[Data excerpts]
+ + + +

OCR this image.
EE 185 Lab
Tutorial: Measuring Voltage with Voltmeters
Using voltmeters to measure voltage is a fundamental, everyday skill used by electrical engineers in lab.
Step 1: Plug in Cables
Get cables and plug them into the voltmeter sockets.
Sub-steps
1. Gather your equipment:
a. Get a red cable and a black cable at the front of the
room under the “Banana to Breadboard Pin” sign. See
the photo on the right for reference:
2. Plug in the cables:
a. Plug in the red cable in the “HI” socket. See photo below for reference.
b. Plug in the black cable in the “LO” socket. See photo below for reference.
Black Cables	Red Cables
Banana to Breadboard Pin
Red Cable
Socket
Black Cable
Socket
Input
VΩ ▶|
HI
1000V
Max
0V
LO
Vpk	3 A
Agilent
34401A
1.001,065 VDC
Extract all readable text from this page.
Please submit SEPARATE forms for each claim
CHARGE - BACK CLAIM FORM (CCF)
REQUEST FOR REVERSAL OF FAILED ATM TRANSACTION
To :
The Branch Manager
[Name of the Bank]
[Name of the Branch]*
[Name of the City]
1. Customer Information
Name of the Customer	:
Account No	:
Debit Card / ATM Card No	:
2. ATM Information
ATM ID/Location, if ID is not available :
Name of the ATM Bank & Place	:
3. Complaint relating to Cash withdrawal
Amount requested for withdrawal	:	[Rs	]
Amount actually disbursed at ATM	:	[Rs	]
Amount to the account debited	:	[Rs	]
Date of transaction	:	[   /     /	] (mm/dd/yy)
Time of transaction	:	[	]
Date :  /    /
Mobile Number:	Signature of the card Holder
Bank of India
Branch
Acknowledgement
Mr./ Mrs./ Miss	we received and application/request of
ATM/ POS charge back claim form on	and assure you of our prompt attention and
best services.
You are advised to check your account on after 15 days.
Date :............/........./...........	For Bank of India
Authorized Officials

+ + + +

■ **Task statement**:
Repeat each record in full; every line must match exactly.

■ **Result of the exercise**:
OCR this image.
EE 185 Lab
Tutorial: Measuring Voltage with Voltmeters
Using voltmeters to measure voltage is a fundamental, everyday skill used by electrical engineers in lab.
Step 1: Plug in Cables
Get cables and plug them into the voltmeter sockets.
Sub-steps
1. Gather your equipment:
a. Get a red cable and a black cable at the front of the
room under the “Banana to Breadboard Pin” sign. See
the photo on the right for reference:
2. Plug in the cables:
a. Plug in the red cable in the “HI” socket. See photo below for reference.
b. Plug in the black cable in the “LO” socket. See photo below for reference.
Black Cables	Red Cables
Banana to Breadboard Pin
Red Cable
Socket
Black Cable
Socket
Input
VΩ ▶|
HI
1000V
Max
0V
LO
Vpk	3 A
Agilent
34401A
1.001,065 VDC
Extract all readable text from this page.
Please submit SEPARATE forms for each claim
CHARGE - BACK CLAIM FORM (CCF)
REQUEST FOR REVERSAL OF FAILED ATM TRANSACTION
To :
The Branch Manager
[Name of the Bank]
[Name of the Branch]*
[Name of the City]
1. Customer Information
Name of the Customer	:
Account No	:
Debit Card / ATM Card No	:
2. ATM Information
ATM ID/Location, if ID is not available :
Name of the ATM Bank & Place	:
3. Complaint relating to Cash withdrawal
Amount requested for withdrawal	:	[Rs	]
Amount actually disbursed at ATM	:	[Rs	]
Amount to the account debited	:	[Rs	]
Date of transaction	:	[   /     /	] (mm/dd/yy)
Time of transaction	:	[	]
Date :  /    /
Mobile Number:	Signature of the card Holder
Bank of India
Branch
Acknowledgement
Mr./ Mrs./ Miss	we received and application/request of
ATM/ POS charge back claim form on	and assure you of our prompt attention and
best services.
You are advised to check your account on after 15 days.
Date :............/........./...........	For Bank of India
Authorized Officials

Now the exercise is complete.